* [Material for the task]:
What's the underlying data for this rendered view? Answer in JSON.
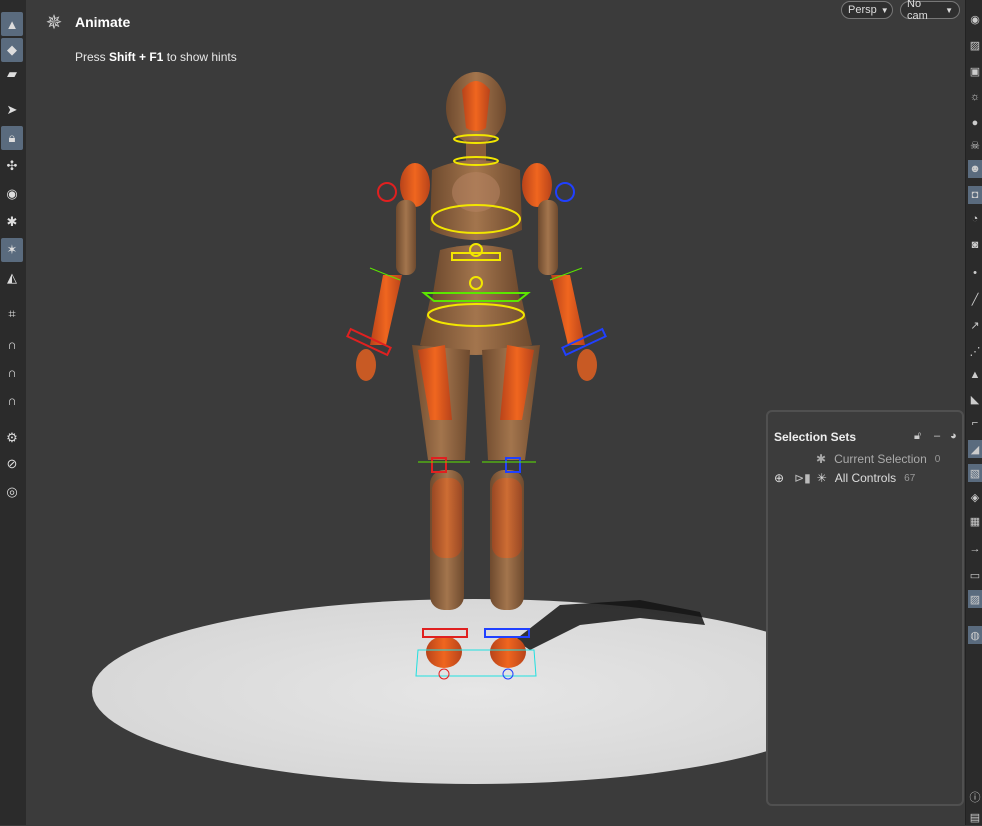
{
  "state": {
    "icon": "skeleton-icon",
    "title": "Animate"
  },
  "hint": {
    "prefix": "Press ",
    "keys": "Shift + F1",
    "suffix": " to show hints"
  },
  "viewport": {
    "camera_view": "Persp",
    "camera": "No cam"
  },
  "selection_sets": {
    "title": "Selection Sets",
    "items": [
      {
        "label": "Current Selection",
        "count": "0"
      },
      {
        "label": "All Controls",
        "count": "67"
      }
    ]
  },
  "colors": {
    "accent": "#5a6b7e",
    "mannequin": "#e65c1c",
    "wood": "#a0704a",
    "control_yellow": "#f2e600"
  }
}
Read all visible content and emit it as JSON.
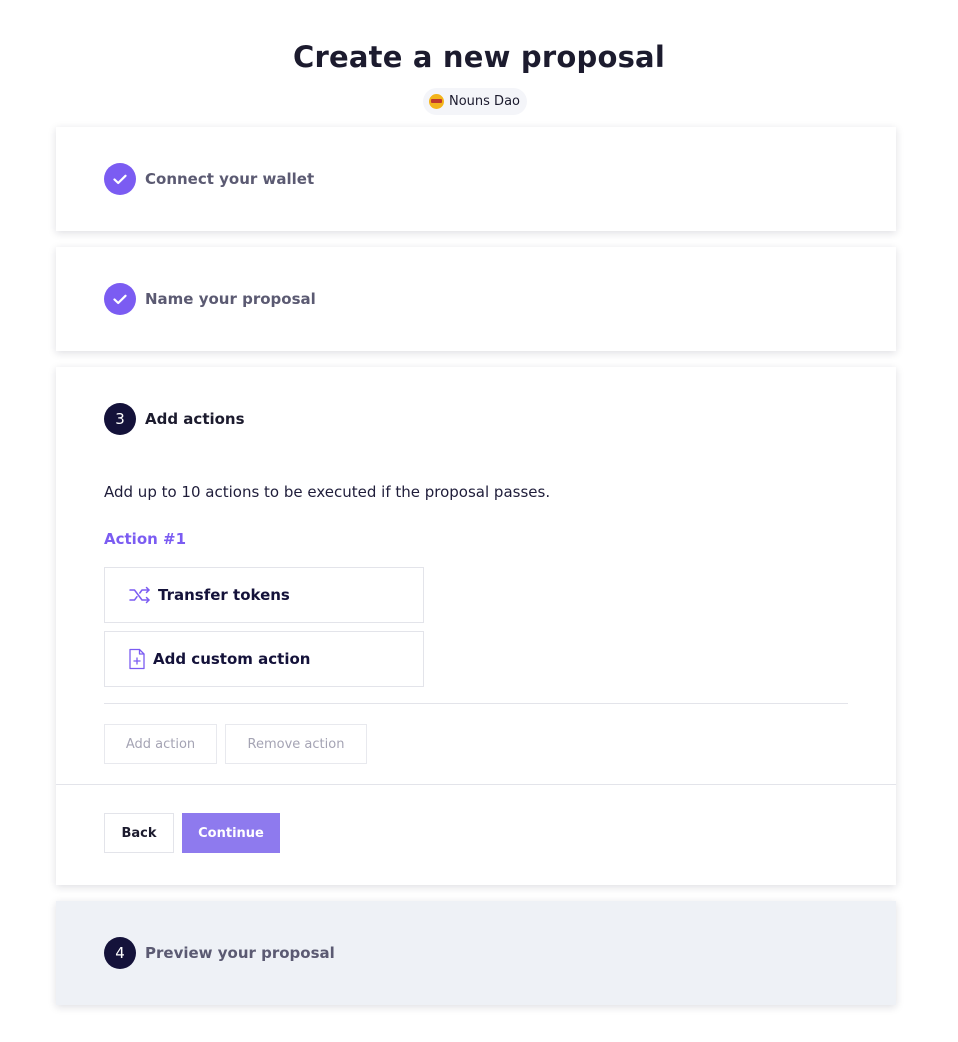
{
  "header": {
    "title": "Create a new proposal",
    "dao_name": "Nouns Dao"
  },
  "steps": [
    {
      "label": "Connect your wallet",
      "status": "done"
    },
    {
      "label": "Name your proposal",
      "status": "done"
    },
    {
      "number": "3",
      "label": "Add actions",
      "status": "active"
    },
    {
      "number": "4",
      "label": "Preview your proposal",
      "status": "upcoming"
    }
  ],
  "actions": {
    "description": "Add up to 10 actions to be executed if the proposal passes.",
    "action_title": "Action #1",
    "options": [
      {
        "label": "Transfer tokens",
        "icon": "shuffle-icon"
      },
      {
        "label": "Add custom action",
        "icon": "file-plus-icon"
      }
    ],
    "add_label": "Add action",
    "remove_label": "Remove action"
  },
  "nav": {
    "back_label": "Back",
    "continue_label": "Continue"
  },
  "colors": {
    "accent": "#7b5cf2",
    "continue_bg": "#8e7aee",
    "dark": "#14123a",
    "muted_card": "#eef1f6"
  }
}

* [Work to complete]: Repeat verbatim all the material, but not the pictures.

* [Task response]:
What's the underlying data for this rendered view? Answer in JSON.
{
  "state": {
    "icon": "skeleton-icon",
    "title": "Animate"
  },
  "hint": {
    "prefix": "Press ",
    "keys": "Shift + F1",
    "suffix": " to show hints"
  },
  "viewport": {
    "camera_view": "Persp",
    "camera": "No cam"
  },
  "selection_sets": {
    "title": "Selection Sets",
    "items": [
      {
        "label": "Current Selection",
        "count": "0"
      },
      {
        "label": "All Controls",
        "count": "67"
      }
    ]
  },
  "colors": {
    "accent": "#5a6b7e",
    "mannequin": "#e65c1c",
    "wood": "#a0704a",
    "control_yellow": "#f2e600"
  }
}
Read all visible content and emit it as JSON.
{
  "header": {
    "title": "Create a new proposal",
    "dao_name": "Nouns Dao"
  },
  "steps": [
    {
      "label": "Connect your wallet",
      "status": "done"
    },
    {
      "label": "Name your proposal",
      "status": "done"
    },
    {
      "number": "3",
      "label": "Add actions",
      "status": "active"
    },
    {
      "number": "4",
      "label": "Preview your proposal",
      "status": "upcoming"
    }
  ],
  "actions": {
    "description": "Add up to 10 actions to be executed if the proposal passes.",
    "action_title": "Action #1",
    "options": [
      {
        "label": "Transfer tokens",
        "icon": "shuffle-icon"
      },
      {
        "label": "Add custom action",
        "icon": "file-plus-icon"
      }
    ],
    "add_label": "Add action",
    "remove_label": "Remove action"
  },
  "nav": {
    "back_label": "Back",
    "continue_label": "Continue"
  },
  "colors": {
    "accent": "#7b5cf2",
    "continue_bg": "#8e7aee",
    "dark": "#14123a",
    "muted_card": "#eef1f6"
  }
}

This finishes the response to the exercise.